=== OBJECTIVE ===
Identify every line in the records below that contains the word "JSON", and reproduce each one.

=== STORED RECORDS ===

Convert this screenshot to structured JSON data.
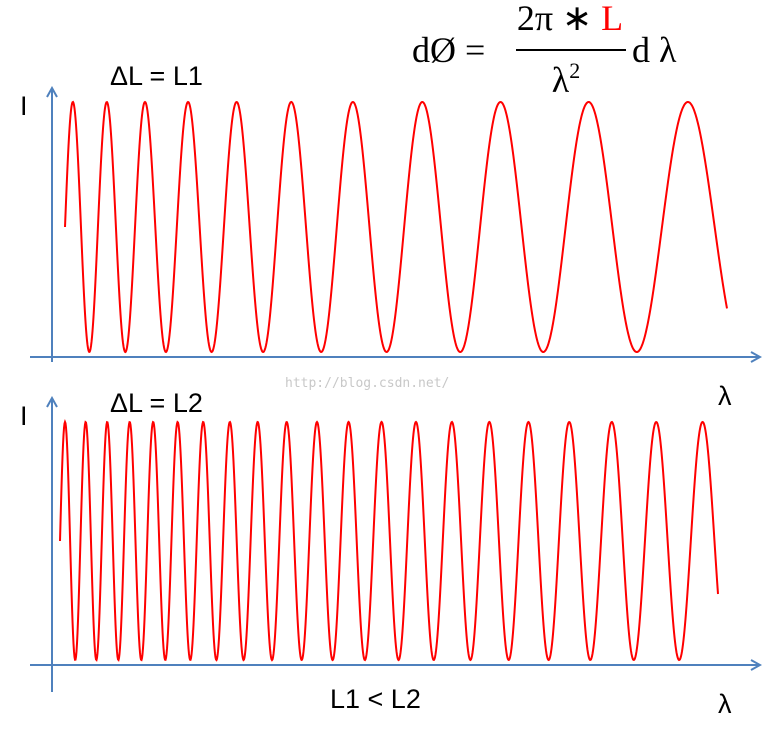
{
  "formula": {
    "lhs": "dØ =",
    "numerator": "2π ∗",
    "numerator_var": "L",
    "denominator": "λ",
    "denominator_exp": "2",
    "rhs": "d λ"
  },
  "top_plot": {
    "label": "ΔL = L1",
    "y_axis": "I",
    "x_axis": "λ"
  },
  "bottom_plot": {
    "label": "ΔL = L2",
    "y_axis": "I",
    "x_axis": "λ"
  },
  "caption": "L1 < L2",
  "watermark": "http://blog.csdn.net/"
}
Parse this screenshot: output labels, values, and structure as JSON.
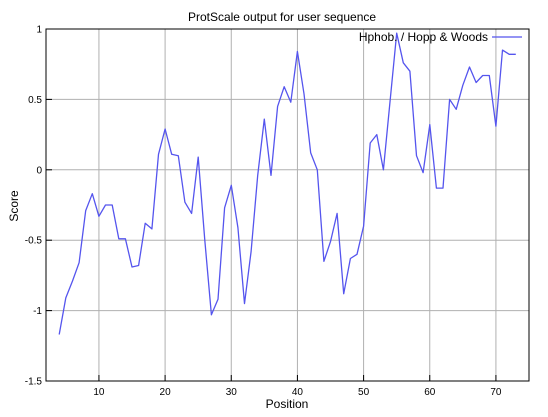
{
  "chart_data": {
    "type": "line",
    "title": "ProtScale output for user sequence",
    "xlabel": "Position",
    "ylabel": "Score",
    "xlim": [
      2,
      75
    ],
    "ylim": [
      -1.5,
      1
    ],
    "xticks": [
      10,
      20,
      30,
      40,
      50,
      60,
      70
    ],
    "yticks": [
      -1.5,
      -1,
      -0.5,
      0,
      0.5,
      1
    ],
    "ytick_labels": [
      "-1.5",
      "-1",
      "-0.5",
      "0",
      "0.5",
      "1"
    ],
    "grid": true,
    "legend_position": "top-right",
    "colors": {
      "series": "#5555ee",
      "grid": "#b0b0b0",
      "axis": "#000000"
    },
    "series": [
      {
        "name": "Hphob. / Hopp & Woods",
        "x": [
          4,
          5,
          6,
          7,
          8,
          9,
          10,
          11,
          12,
          13,
          14,
          15,
          16,
          17,
          18,
          19,
          20,
          21,
          22,
          23,
          24,
          25,
          26,
          27,
          28,
          29,
          30,
          31,
          32,
          33,
          34,
          35,
          36,
          37,
          38,
          39,
          40,
          41,
          42,
          43,
          44,
          45,
          46,
          47,
          48,
          49,
          50,
          51,
          52,
          53,
          54,
          55,
          56,
          57,
          58,
          59,
          60,
          61,
          62,
          63,
          64,
          65,
          66,
          67,
          68,
          69,
          70,
          71,
          72,
          73
        ],
        "values": [
          -1.17,
          -0.91,
          -0.79,
          -0.66,
          -0.29,
          -0.17,
          -0.33,
          -0.25,
          -0.25,
          -0.49,
          -0.49,
          -0.69,
          -0.68,
          -0.38,
          -0.42,
          0.11,
          0.29,
          0.11,
          0.1,
          -0.23,
          -0.31,
          0.09,
          -0.5,
          -1.03,
          -0.92,
          -0.27,
          -0.11,
          -0.41,
          -0.95,
          -0.58,
          -0.04,
          0.36,
          -0.04,
          0.45,
          0.59,
          0.48,
          0.84,
          0.54,
          0.12,
          0.0,
          -0.65,
          -0.51,
          -0.31,
          -0.88,
          -0.63,
          -0.6,
          -0.4,
          0.19,
          0.25,
          0.0,
          0.49,
          0.97,
          0.76,
          0.7,
          0.1,
          -0.02,
          0.32,
          -0.13,
          -0.13,
          0.5,
          0.43,
          0.6,
          0.73,
          0.62,
          0.67,
          0.67,
          0.31,
          0.85,
          0.82,
          0.82
        ]
      }
    ]
  }
}
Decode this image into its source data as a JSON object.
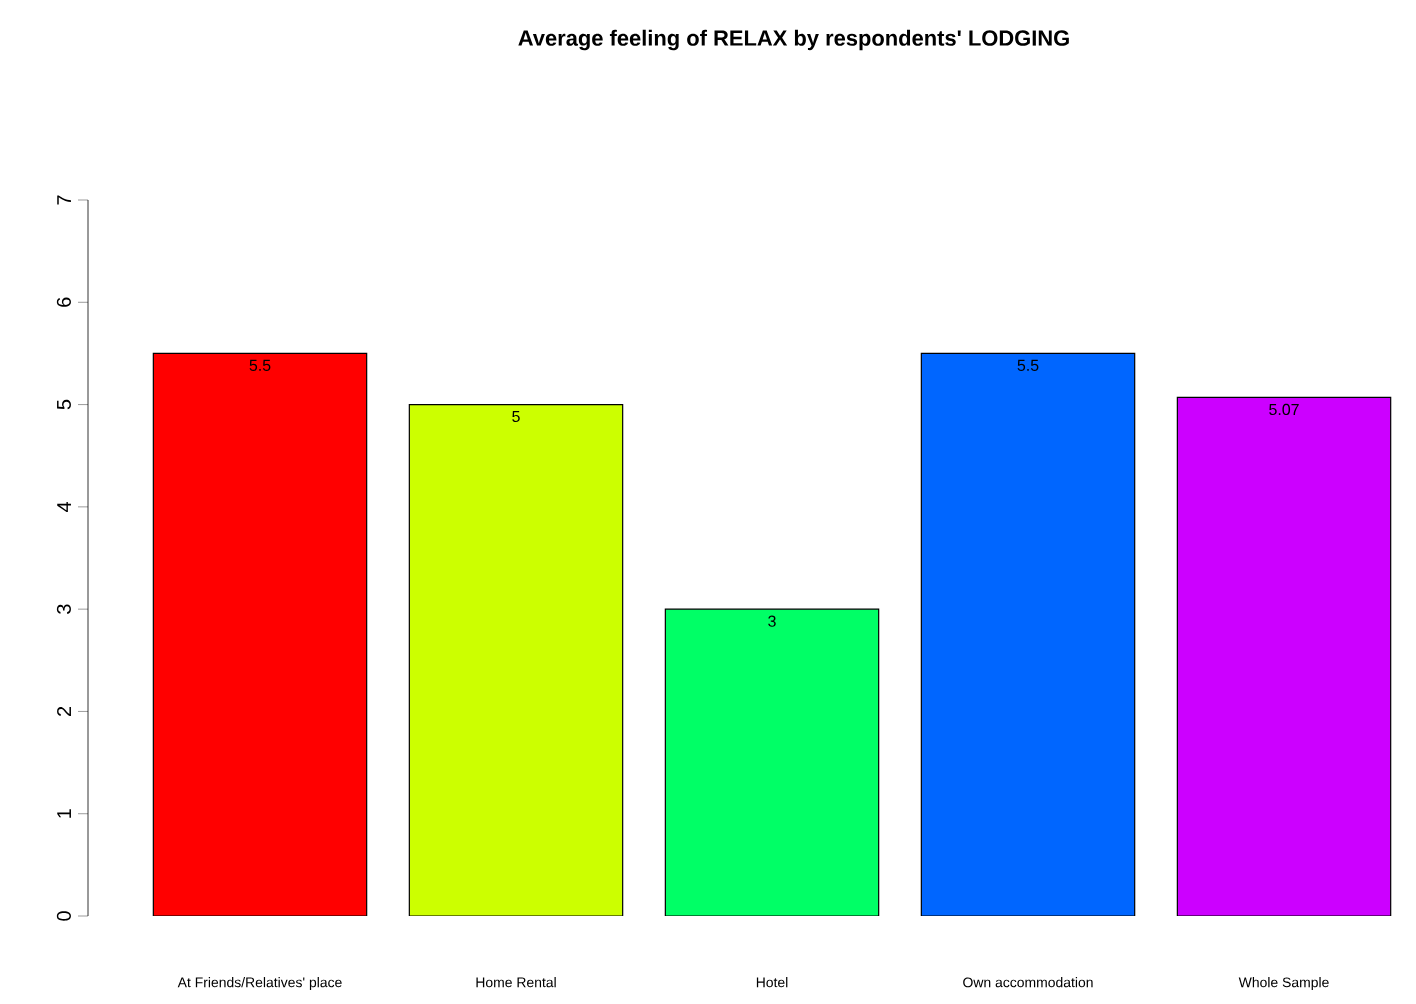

=== SOLUTION FOR THIS EXERCISE ===
Convert this screenshot to structured JSON data.
Parse this screenshot: output labels, values, and structure as JSON.
Decode this image into its source data as a JSON object.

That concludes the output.